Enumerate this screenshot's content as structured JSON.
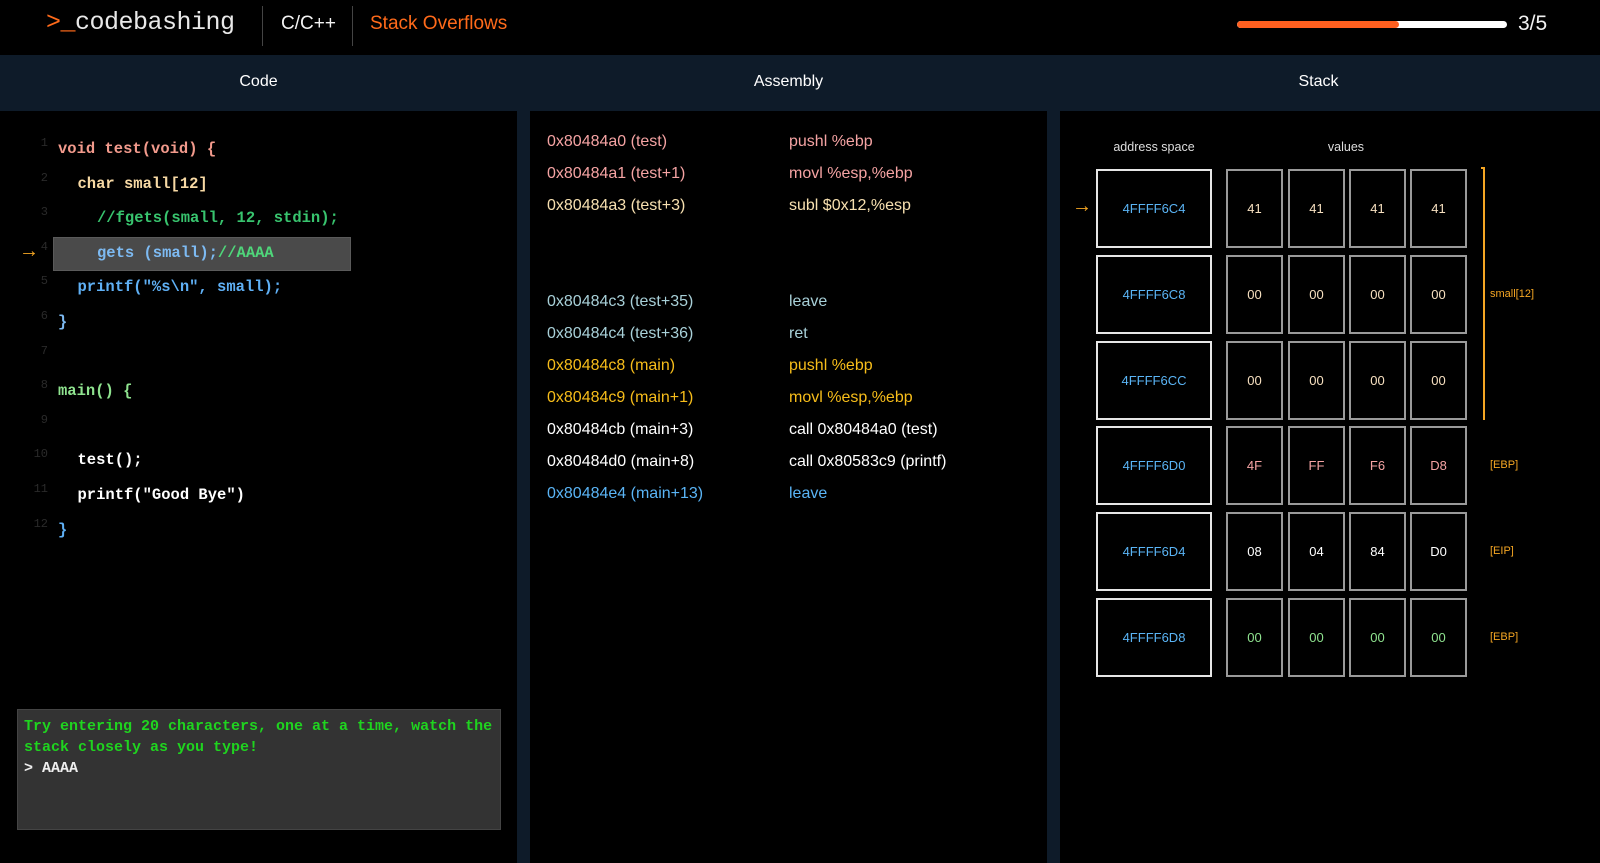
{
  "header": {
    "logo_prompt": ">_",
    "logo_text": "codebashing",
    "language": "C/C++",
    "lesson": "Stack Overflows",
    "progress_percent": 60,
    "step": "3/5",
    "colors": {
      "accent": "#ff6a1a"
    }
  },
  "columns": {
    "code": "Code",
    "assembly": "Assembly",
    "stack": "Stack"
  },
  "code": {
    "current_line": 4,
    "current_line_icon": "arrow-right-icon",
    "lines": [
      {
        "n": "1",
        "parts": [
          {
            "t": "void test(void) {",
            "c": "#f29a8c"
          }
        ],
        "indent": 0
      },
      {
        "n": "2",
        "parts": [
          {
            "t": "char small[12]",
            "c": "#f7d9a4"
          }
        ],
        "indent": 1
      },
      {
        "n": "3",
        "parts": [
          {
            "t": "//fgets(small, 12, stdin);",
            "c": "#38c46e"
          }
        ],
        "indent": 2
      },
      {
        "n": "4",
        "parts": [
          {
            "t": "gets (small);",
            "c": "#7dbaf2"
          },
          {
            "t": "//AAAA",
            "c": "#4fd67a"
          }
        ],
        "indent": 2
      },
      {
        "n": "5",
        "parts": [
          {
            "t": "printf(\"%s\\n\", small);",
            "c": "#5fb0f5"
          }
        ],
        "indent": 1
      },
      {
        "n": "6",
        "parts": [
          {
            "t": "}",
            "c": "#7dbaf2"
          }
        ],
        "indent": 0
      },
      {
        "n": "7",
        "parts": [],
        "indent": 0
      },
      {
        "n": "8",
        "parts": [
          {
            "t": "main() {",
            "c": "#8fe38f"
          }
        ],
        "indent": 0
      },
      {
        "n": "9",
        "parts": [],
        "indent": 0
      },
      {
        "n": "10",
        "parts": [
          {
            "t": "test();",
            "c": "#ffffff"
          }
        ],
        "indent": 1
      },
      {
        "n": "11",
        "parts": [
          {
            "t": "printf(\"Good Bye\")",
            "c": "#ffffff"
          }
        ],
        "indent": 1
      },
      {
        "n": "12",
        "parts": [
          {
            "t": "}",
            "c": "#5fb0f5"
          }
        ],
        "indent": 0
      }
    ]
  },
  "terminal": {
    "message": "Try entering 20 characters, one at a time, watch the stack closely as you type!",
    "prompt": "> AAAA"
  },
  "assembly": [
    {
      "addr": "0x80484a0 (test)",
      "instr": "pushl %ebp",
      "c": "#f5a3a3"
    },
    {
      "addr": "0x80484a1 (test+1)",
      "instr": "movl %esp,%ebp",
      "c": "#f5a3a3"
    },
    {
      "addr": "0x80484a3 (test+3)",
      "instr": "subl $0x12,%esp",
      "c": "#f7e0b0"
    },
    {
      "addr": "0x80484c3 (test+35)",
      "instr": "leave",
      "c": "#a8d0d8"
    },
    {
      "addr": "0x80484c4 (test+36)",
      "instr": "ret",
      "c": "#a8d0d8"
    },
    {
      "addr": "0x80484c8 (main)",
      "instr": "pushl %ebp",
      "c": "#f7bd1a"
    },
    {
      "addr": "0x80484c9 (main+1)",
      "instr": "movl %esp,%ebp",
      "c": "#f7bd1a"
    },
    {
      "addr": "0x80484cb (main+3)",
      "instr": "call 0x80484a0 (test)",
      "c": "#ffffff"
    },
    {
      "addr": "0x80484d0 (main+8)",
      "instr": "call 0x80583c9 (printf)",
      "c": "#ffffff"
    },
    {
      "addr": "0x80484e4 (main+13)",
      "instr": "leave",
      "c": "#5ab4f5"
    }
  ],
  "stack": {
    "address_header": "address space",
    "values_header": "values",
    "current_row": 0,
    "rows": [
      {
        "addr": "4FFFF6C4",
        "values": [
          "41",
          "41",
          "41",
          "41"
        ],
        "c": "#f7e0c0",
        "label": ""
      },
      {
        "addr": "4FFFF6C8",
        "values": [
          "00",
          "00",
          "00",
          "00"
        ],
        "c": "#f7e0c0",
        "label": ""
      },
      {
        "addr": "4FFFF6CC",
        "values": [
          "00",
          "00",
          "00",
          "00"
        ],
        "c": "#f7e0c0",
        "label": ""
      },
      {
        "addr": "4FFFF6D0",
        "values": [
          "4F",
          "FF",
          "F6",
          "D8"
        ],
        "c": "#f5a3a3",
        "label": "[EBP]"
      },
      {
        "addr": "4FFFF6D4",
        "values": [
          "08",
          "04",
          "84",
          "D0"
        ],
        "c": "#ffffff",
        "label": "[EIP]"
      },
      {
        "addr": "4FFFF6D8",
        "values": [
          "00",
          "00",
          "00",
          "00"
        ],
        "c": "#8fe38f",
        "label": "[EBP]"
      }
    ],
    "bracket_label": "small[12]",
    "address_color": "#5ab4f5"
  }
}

════════════════

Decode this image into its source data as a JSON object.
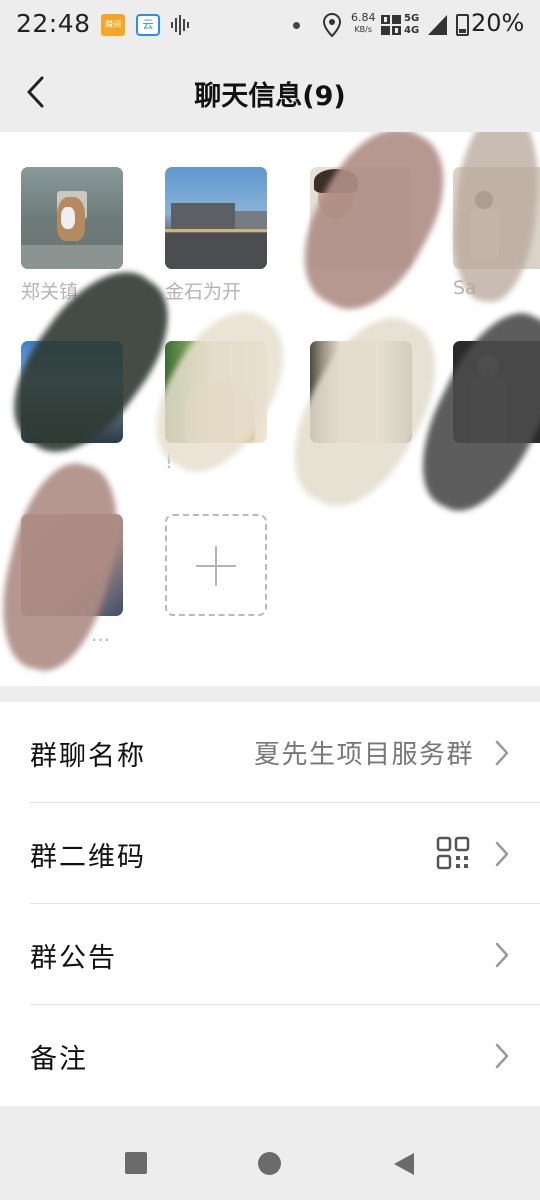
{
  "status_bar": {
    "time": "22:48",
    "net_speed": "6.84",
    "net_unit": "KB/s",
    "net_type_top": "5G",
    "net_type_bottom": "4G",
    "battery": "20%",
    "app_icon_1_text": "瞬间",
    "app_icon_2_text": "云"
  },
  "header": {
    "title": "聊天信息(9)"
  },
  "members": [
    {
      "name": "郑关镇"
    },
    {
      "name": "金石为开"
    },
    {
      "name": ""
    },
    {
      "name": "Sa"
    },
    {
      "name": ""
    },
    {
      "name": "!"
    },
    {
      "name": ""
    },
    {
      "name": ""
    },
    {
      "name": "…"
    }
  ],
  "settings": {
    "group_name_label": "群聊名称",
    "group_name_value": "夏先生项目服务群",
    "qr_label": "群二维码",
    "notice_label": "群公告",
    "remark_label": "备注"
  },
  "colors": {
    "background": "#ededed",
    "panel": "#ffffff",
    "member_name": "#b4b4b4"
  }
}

════════════════

Look through the records and gather every line containing "JSON".

» Result
Enumerate this screenshot's content as structured JSON.
Decode this image into its source data as a JSON object.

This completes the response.